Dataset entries
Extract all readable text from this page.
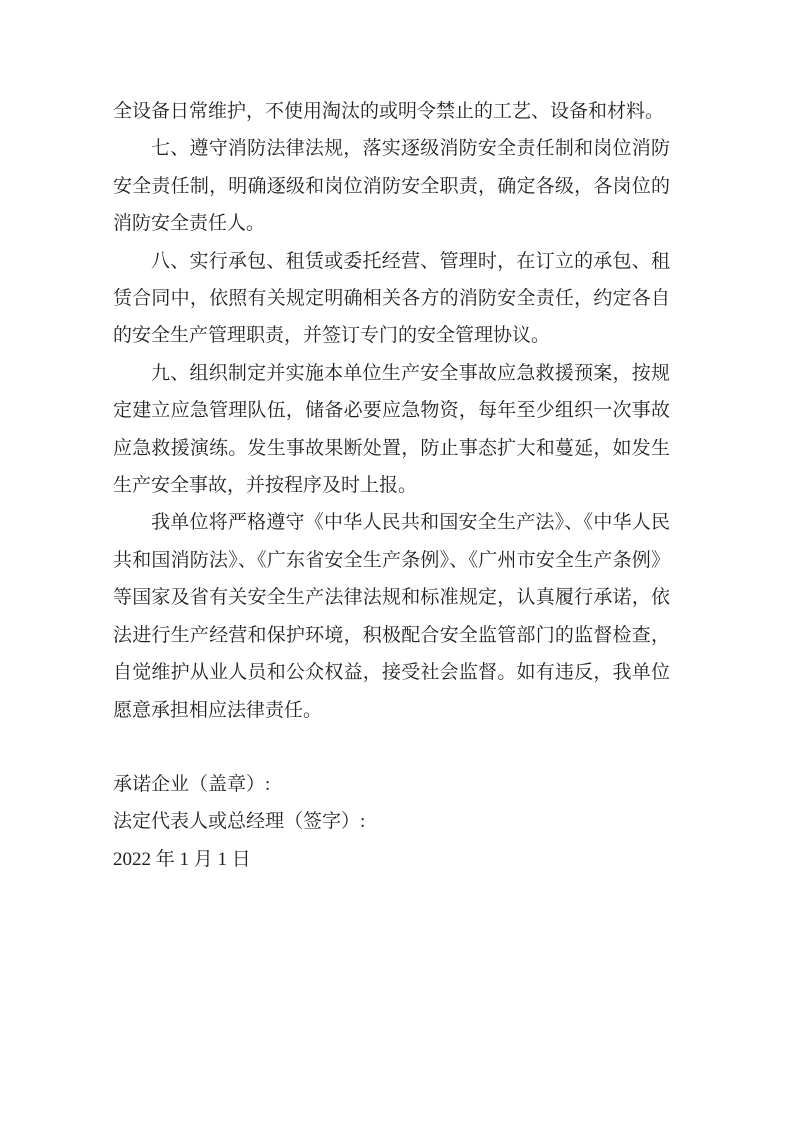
全设备日常维护，不使用淘汰的或明令禁止的工艺、设备和材料。

七、遵守消防法律法规，落实逐级消防安全责任制和岗位消防安全责任制，明确逐级和岗位消防安全职责，确定各级，各岗位的消防安全责任人。

八、实行承包、租赁或委托经营、管理时，在订立的承包、租赁合同中，依照有关规定明确相关各方的消防安全责任，约定各自的安全生产管理职责，并签订专门的安全管理协议。

九、组织制定并实施本单位生产安全事故应急救援预案，按规定建立应急管理队伍，储备必要应急物资，每年至少组织一次事故应急救援演练。发生事故果断处置，防止事态扩大和蔓延，如发生生产安全事故，并按程序及时上报。

我单位将严格遵守《中华人民共和国安全生产法》、《中华人民共和国消防法》、《广东省安全生产条例》、《广州市安全生产条例》等国家及省有关安全生产法律法规和标准规定，认真履行承诺，依法进行生产经营和保护环境，积极配合安全监管部门的监督检查，自觉维护从业人员和公众权益，接受社会监督。如有违反，我单位愿意承担相应法律责任。

承诺企业（盖章）:

法定代表人或总经理（签字）:

2022 年 1 月 1 日
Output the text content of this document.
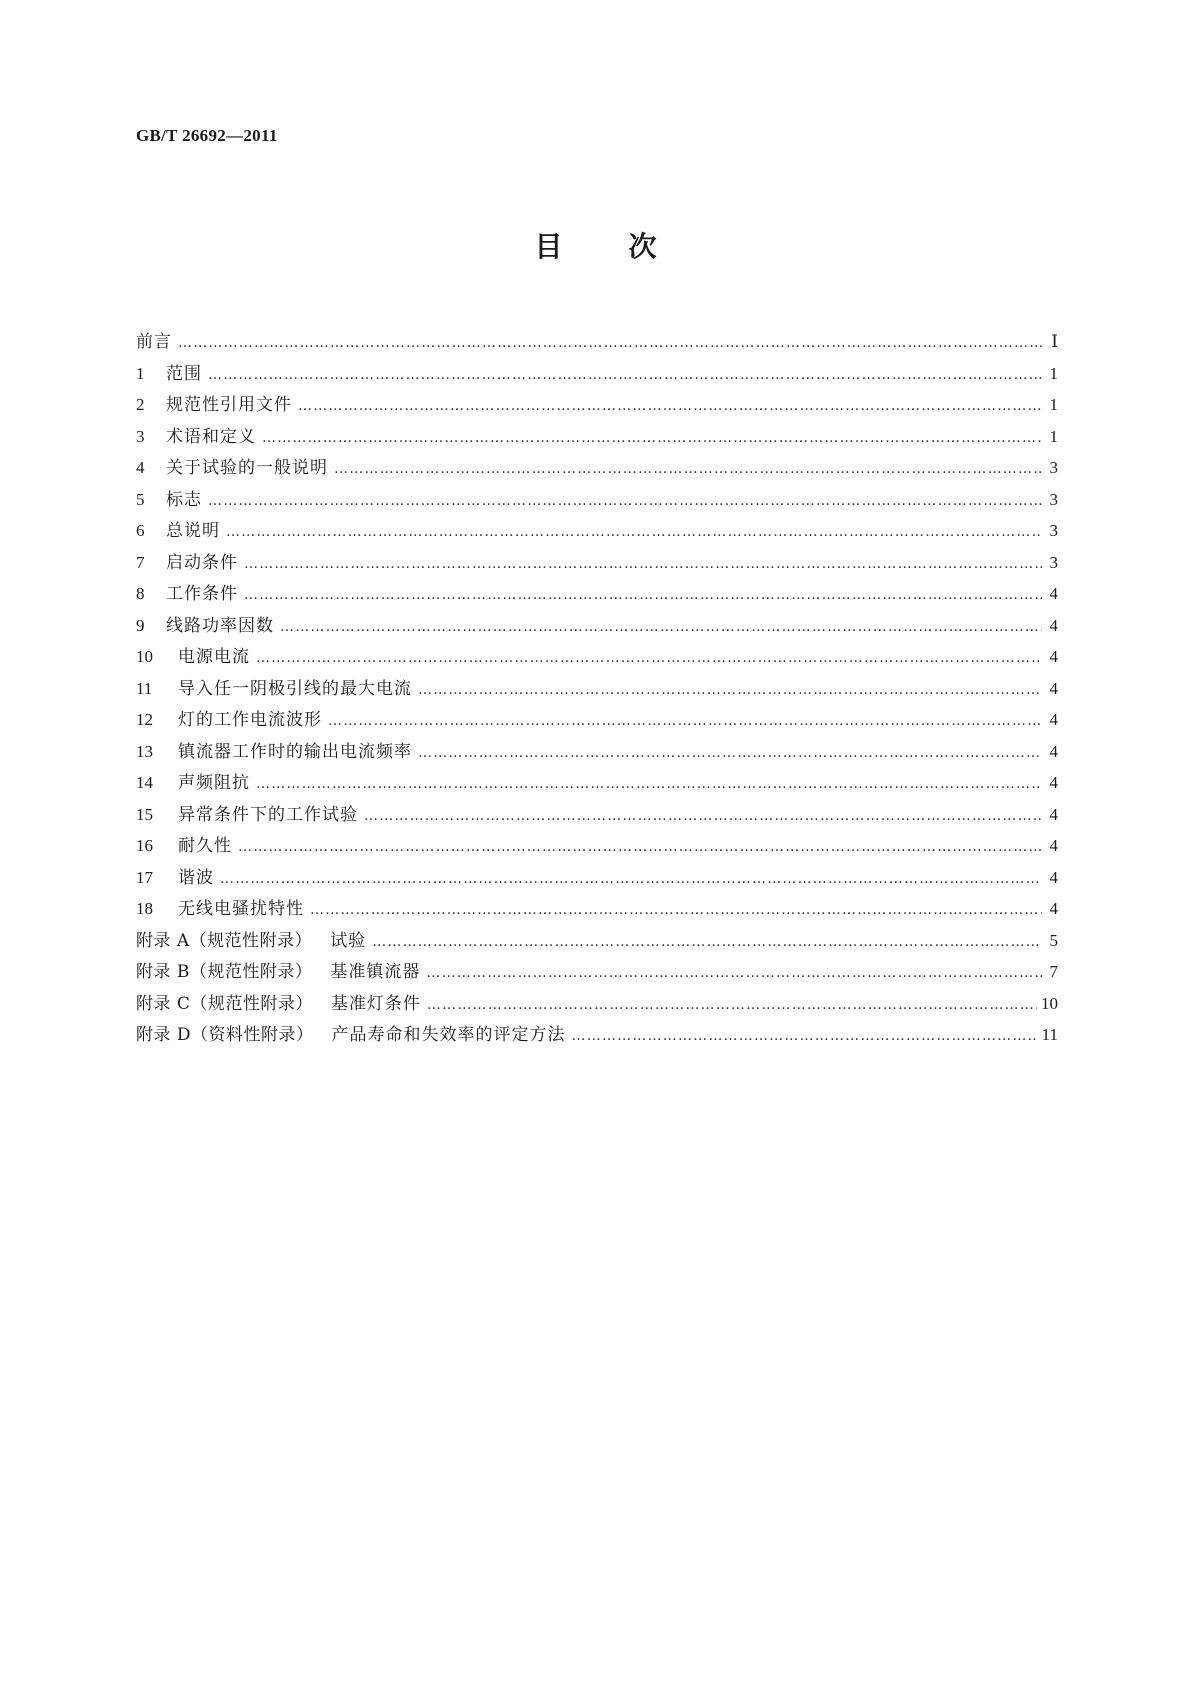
GB/T 26692—2011
目次
前言 ……………………………………………………………………………………………………………………………………………………………………………………………………………	Ⅰ
1	范围 ……………………………………………………………………………………………………………………………………………………………………………………………………………	1
2	规范性引用文件 ……………………………………………………………………………………………………………………………………………………………………………………………………………	1
3	术语和定义 ……………………………………………………………………………………………………………………………………………………………………………………………………………	1
4	关于试验的一般说明 ……………………………………………………………………………………………………………………………………………………………………………………………………………	3
5	标志 ……………………………………………………………………………………………………………………………………………………………………………………………………………	3
6	总说明 ……………………………………………………………………………………………………………………………………………………………………………………………………………	3
7	启动条件 ……………………………………………………………………………………………………………………………………………………………………………………………………………	3
8	工作条件 ……………………………………………………………………………………………………………………………………………………………………………………………………………	4
9	线路功率因数 ……………………………………………………………………………………………………………………………………………………………………………………………………………	4
10	电源电流 ……………………………………………………………………………………………………………………………………………………………………………………………………………	4
11	导入任一阴极引线的最大电流 ……………………………………………………………………………………………………………………………………………………………………………………………………………	4
12	灯的工作电流波形 ……………………………………………………………………………………………………………………………………………………………………………………………………………	4
13	镇流器工作时的输出电流频率 ……………………………………………………………………………………………………………………………………………………………………………………………………………	4
14	声频阻抗 ……………………………………………………………………………………………………………………………………………………………………………………………………………	4
15	异常条件下的工作试验 ……………………………………………………………………………………………………………………………………………………………………………………………………………	4
16	耐久性 ……………………………………………………………………………………………………………………………………………………………………………………………………………	4
17	谐波 ……………………………………………………………………………………………………………………………………………………………………………………………………………	4
18	无线电骚扰特性 ……………………………………………………………………………………………………………………………………………………………………………………………………………	4
附录 A（规范性附录） 试验 ……………………………………………………………………………………………………………………………………………………………………………………………………………	5
附录 B（规范性附录） 基准镇流器 ……………………………………………………………………………………………………………………………………………………………………………………………………………	7
附录 C（规范性附录） 基准灯条件 ……………………………………………………………………………………………………………………………………………………………………………………………………………	10
附录 D（资料性附录） 产品寿命和失效率的评定方法 ……………………………………………………………………………………………………………………………………………………………………………………………………………	11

● EXERCISE PROMPT: Find the count of lines in the data above where the string "this" occurs. Provide that number alone.

● REPLY: 2